--- start ---

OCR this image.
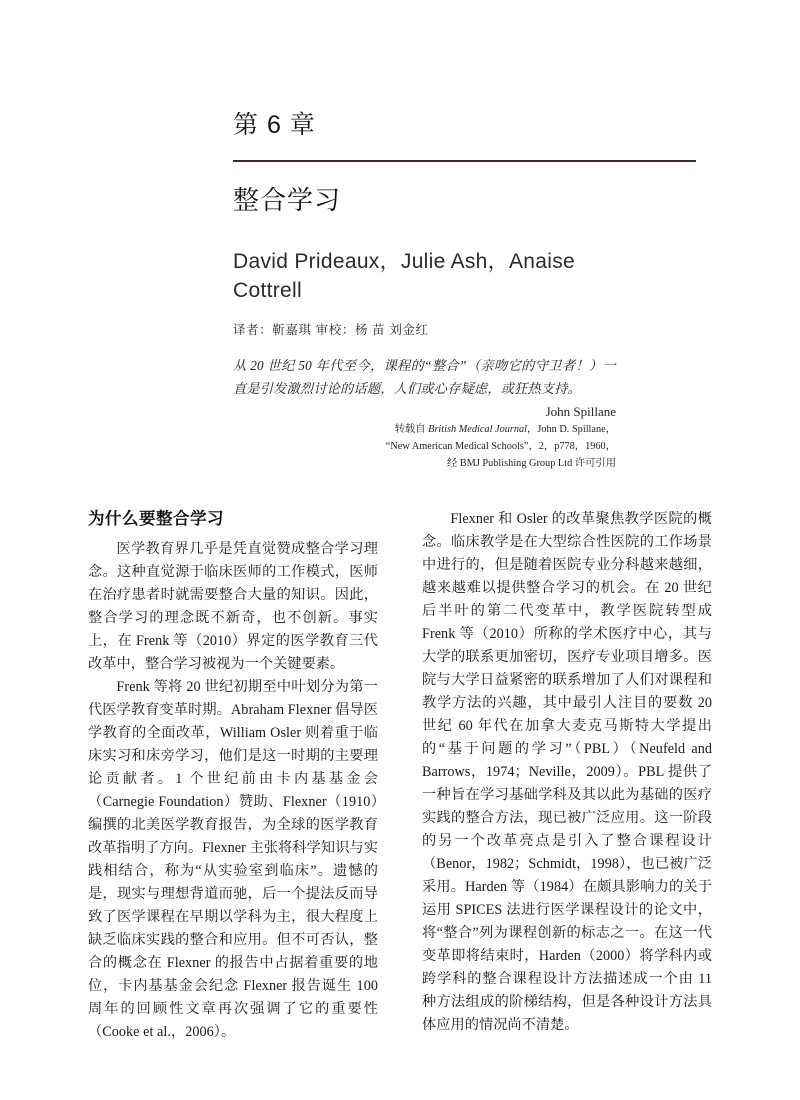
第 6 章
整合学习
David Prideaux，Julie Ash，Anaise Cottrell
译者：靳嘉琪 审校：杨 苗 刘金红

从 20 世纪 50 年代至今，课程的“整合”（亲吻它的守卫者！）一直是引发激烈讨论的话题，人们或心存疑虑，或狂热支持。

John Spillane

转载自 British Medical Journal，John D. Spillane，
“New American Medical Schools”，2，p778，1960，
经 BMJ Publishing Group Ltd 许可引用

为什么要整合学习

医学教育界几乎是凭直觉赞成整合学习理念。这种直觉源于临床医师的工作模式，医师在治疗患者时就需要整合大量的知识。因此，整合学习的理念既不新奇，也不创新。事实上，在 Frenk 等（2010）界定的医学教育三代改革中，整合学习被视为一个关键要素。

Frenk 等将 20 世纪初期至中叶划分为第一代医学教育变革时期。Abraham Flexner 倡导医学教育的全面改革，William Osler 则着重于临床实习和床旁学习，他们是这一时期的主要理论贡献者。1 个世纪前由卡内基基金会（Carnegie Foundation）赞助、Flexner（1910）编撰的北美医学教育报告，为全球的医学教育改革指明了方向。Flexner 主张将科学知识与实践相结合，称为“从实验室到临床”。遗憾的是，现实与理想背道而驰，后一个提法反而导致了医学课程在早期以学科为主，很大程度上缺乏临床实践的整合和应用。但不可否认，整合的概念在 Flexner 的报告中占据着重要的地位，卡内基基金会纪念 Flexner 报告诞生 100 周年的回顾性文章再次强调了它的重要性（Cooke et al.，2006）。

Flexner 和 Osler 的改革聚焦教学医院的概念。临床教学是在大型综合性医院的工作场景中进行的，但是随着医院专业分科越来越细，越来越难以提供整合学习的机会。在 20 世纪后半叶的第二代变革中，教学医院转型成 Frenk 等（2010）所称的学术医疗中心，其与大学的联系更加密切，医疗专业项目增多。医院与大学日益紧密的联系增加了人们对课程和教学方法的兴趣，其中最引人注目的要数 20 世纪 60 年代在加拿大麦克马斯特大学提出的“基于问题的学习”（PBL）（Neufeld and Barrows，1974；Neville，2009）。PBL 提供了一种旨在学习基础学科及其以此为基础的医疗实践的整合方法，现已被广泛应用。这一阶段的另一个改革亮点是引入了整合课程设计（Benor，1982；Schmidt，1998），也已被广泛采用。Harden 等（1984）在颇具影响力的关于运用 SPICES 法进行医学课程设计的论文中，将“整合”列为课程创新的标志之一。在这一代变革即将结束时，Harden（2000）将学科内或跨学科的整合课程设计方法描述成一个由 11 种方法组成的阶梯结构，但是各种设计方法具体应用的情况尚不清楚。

--- end ---

## Aim of the task
Leave the images out, please, and restate each line word for word.

## Completed task
OCR this image.
第 6 章
整合学习
David Prideaux，Julie Ash，Anaise Cottrell
译者：靳嘉琪 审校：杨 苗 刘金红

从 20 世纪 50 年代至今，课程的“整合”（亲吻它的守卫者！）一直是引发激烈讨论的话题，人们或心存疑虑，或狂热支持。

John Spillane

转载自 British Medical Journal，John D. Spillane，
“New American Medical Schools”，2，p778，1960，
经 BMJ Publishing Group Ltd 许可引用

为什么要整合学习

医学教育界几乎是凭直觉赞成整合学习理念。这种直觉源于临床医师的工作模式，医师在治疗患者时就需要整合大量的知识。因此，整合学习的理念既不新奇，也不创新。事实上，在 Frenk 等（2010）界定的医学教育三代改革中，整合学习被视为一个关键要素。

Frenk 等将 20 世纪初期至中叶划分为第一代医学教育变革时期。Abraham Flexner 倡导医学教育的全面改革，William Osler 则着重于临床实习和床旁学习，他们是这一时期的主要理论贡献者。1 个世纪前由卡内基基金会（Carnegie Foundation）赞助、Flexner（1910）编撰的北美医学教育报告，为全球的医学教育改革指明了方向。Flexner 主张将科学知识与实践相结合，称为“从实验室到临床”。遗憾的是，现实与理想背道而驰，后一个提法反而导致了医学课程在早期以学科为主，很大程度上缺乏临床实践的整合和应用。但不可否认，整合的概念在 Flexner 的报告中占据着重要的地位，卡内基基金会纪念 Flexner 报告诞生 100 周年的回顾性文章再次强调了它的重要性（Cooke et al.，2006）。

Flexner 和 Osler 的改革聚焦教学医院的概念。临床教学是在大型综合性医院的工作场景中进行的，但是随着医院专业分科越来越细，越来越难以提供整合学习的机会。在 20 世纪后半叶的第二代变革中，教学医院转型成 Frenk 等（2010）所称的学术医疗中心，其与大学的联系更加密切，医疗专业项目增多。医院与大学日益紧密的联系增加了人们对课程和教学方法的兴趣，其中最引人注目的要数 20 世纪 60 年代在加拿大麦克马斯特大学提出的“基于问题的学习”（PBL）（Neufeld and Barrows，1974；Neville，2009）。PBL 提供了一种旨在学习基础学科及其以此为基础的医疗实践的整合方法，现已被广泛应用。这一阶段的另一个改革亮点是引入了整合课程设计（Benor，1982；Schmidt，1998），也已被广泛采用。Harden 等（1984）在颇具影响力的关于运用 SPICES 法进行医学课程设计的论文中，将“整合”列为课程创新的标志之一。在这一代变革即将结束时，Harden（2000）将学科内或跨学科的整合课程设计方法描述成一个由 11 种方法组成的阶梯结构，但是各种设计方法具体应用的情况尚不清楚。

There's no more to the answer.